» INSTRUCTIONS FOR THE TASK:
Collect all lines from the records below that include the word "observations".

» DATA TO PROCESS:
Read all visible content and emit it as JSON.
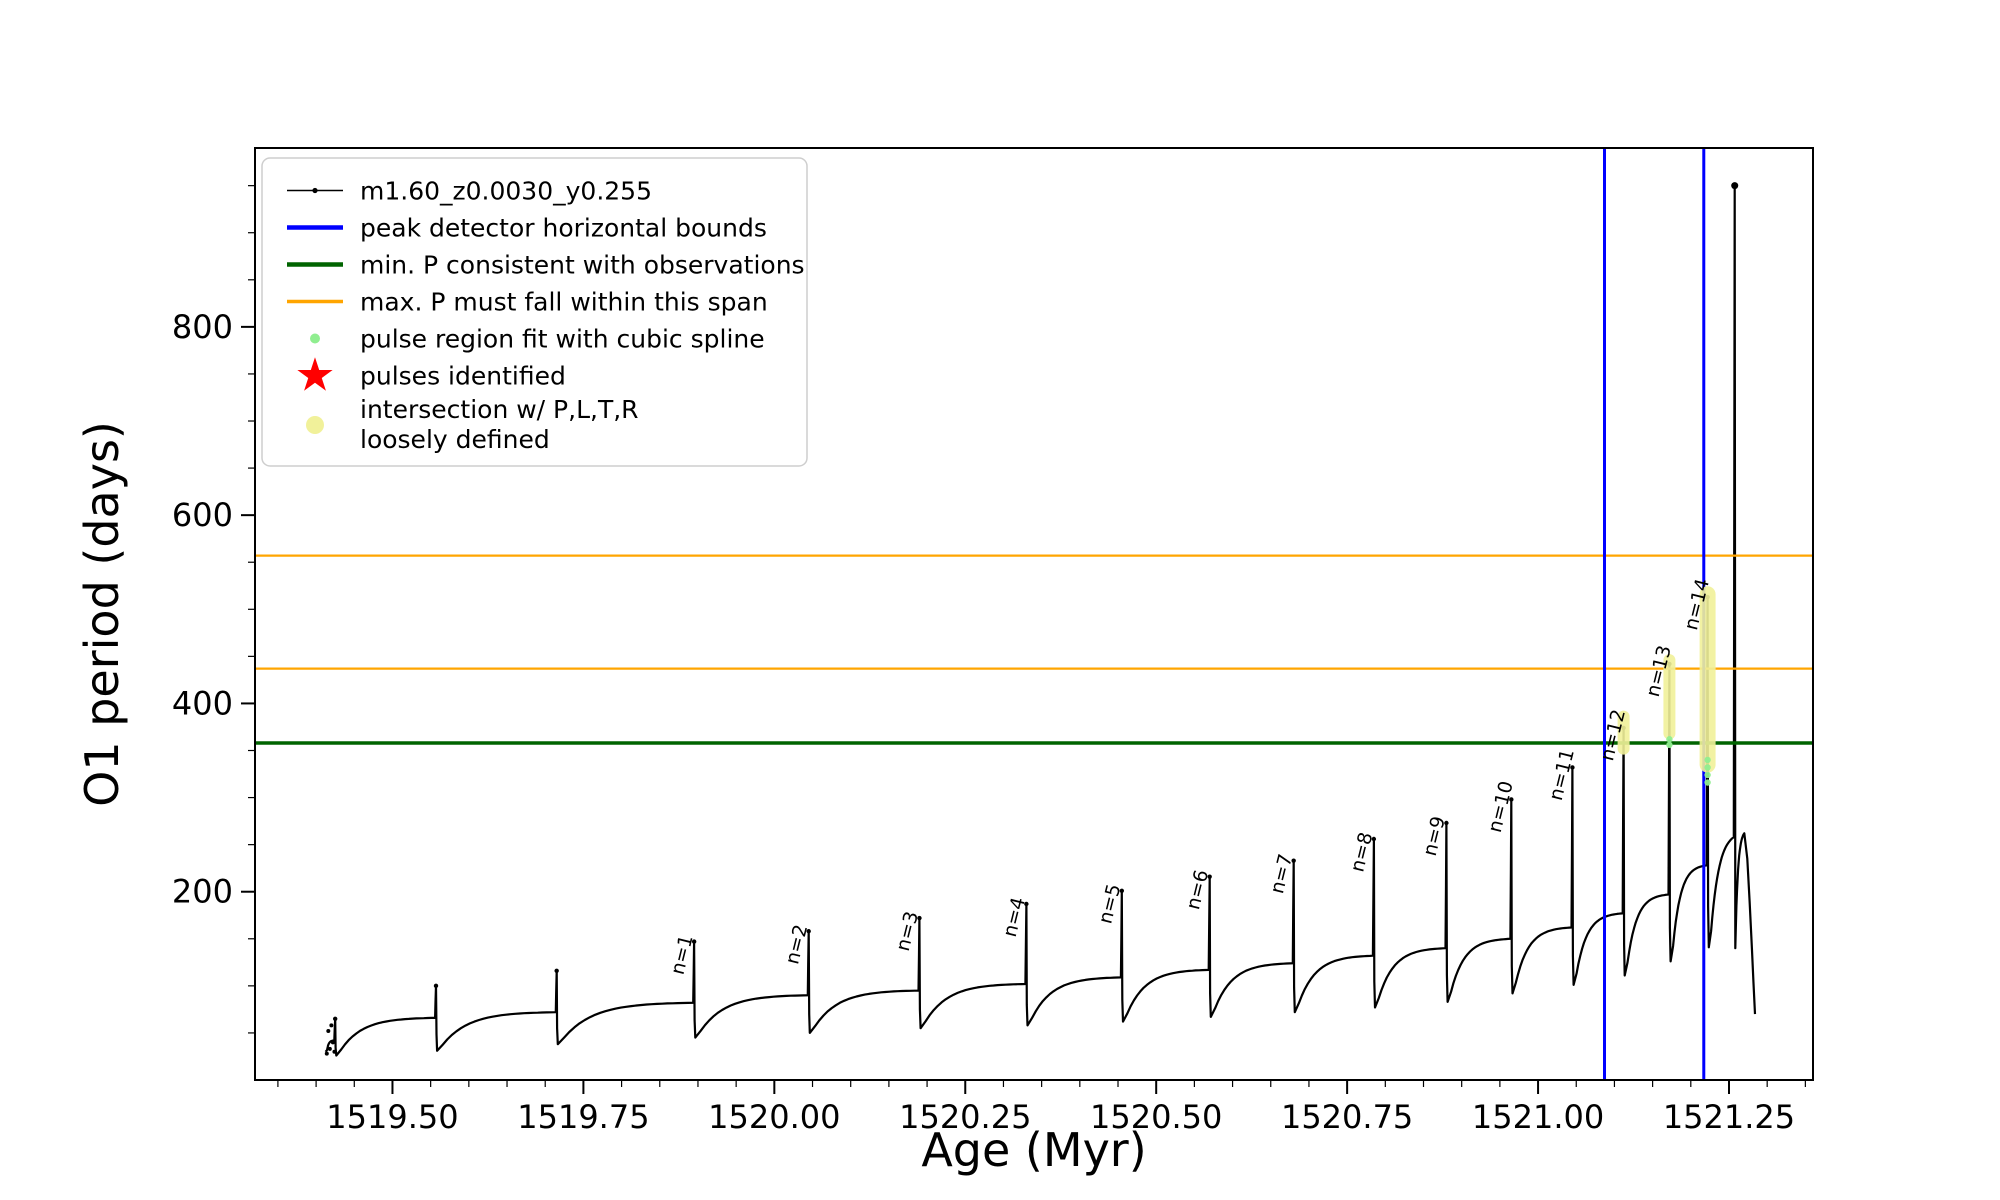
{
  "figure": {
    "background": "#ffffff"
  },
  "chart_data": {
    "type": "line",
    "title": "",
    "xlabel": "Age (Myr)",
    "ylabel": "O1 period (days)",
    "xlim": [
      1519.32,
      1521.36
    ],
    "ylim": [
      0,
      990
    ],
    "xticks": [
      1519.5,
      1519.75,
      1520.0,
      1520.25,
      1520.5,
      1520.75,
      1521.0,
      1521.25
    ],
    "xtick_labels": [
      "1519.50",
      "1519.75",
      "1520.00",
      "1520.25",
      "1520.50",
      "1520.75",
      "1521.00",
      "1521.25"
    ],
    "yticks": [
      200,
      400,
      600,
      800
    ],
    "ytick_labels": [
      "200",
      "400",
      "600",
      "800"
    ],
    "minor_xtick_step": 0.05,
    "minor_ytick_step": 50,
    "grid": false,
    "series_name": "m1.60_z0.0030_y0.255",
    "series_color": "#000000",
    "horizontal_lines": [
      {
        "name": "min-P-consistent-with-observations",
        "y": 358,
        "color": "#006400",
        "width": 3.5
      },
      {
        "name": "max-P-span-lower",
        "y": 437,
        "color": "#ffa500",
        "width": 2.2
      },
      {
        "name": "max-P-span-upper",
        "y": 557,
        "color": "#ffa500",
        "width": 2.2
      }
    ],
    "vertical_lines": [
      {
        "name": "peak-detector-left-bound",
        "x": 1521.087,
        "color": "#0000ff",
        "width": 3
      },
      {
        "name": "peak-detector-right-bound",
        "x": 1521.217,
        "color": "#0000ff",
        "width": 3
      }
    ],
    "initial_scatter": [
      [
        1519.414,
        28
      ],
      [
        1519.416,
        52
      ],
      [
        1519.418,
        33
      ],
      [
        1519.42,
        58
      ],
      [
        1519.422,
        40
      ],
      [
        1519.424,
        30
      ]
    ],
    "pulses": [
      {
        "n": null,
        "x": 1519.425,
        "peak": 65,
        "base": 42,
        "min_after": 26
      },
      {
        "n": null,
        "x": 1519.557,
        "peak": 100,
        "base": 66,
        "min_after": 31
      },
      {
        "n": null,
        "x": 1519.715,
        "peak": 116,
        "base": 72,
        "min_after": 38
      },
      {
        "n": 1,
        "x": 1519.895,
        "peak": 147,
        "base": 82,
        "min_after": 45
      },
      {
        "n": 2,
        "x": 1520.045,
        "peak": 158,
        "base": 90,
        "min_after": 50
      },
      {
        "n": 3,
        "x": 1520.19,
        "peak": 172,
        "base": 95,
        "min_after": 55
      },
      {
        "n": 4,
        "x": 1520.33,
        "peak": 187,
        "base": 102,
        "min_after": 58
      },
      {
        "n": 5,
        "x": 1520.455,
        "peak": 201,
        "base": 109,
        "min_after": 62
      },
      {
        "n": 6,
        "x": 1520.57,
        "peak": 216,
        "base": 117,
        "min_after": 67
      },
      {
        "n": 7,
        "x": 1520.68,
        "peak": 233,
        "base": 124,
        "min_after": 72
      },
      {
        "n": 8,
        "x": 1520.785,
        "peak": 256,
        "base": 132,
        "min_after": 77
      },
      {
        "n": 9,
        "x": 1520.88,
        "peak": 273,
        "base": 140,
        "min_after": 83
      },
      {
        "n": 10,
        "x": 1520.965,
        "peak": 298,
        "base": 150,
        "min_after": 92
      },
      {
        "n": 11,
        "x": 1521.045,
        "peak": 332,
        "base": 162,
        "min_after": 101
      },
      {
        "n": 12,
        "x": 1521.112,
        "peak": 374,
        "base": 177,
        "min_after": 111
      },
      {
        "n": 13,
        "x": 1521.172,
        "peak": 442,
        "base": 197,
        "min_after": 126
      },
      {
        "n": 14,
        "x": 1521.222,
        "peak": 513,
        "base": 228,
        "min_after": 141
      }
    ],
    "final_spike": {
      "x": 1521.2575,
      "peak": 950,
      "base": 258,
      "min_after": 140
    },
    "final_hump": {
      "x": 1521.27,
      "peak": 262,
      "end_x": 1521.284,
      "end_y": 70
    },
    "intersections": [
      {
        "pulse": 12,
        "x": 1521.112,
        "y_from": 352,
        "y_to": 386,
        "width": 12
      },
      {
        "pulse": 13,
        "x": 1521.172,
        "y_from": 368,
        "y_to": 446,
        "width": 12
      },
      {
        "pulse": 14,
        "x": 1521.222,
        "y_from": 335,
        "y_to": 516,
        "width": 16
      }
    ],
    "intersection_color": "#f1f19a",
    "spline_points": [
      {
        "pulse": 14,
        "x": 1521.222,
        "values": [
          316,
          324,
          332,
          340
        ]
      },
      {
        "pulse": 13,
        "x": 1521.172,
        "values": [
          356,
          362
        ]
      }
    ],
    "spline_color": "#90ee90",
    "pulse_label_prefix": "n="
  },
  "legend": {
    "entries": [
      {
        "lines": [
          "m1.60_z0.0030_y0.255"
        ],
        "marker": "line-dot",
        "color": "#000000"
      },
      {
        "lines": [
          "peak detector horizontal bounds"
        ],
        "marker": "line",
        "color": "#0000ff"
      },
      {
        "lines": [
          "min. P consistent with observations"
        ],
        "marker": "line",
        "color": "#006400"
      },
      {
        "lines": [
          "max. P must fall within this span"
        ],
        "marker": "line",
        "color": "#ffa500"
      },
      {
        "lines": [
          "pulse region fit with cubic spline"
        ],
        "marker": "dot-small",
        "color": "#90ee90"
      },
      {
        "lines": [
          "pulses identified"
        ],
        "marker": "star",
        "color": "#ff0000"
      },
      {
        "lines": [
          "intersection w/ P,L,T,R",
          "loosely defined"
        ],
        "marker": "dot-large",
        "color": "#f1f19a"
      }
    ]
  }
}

» RESULT BELOW:
        "name": "min-P-consistent-with-observations",
          "min. P consistent with observations"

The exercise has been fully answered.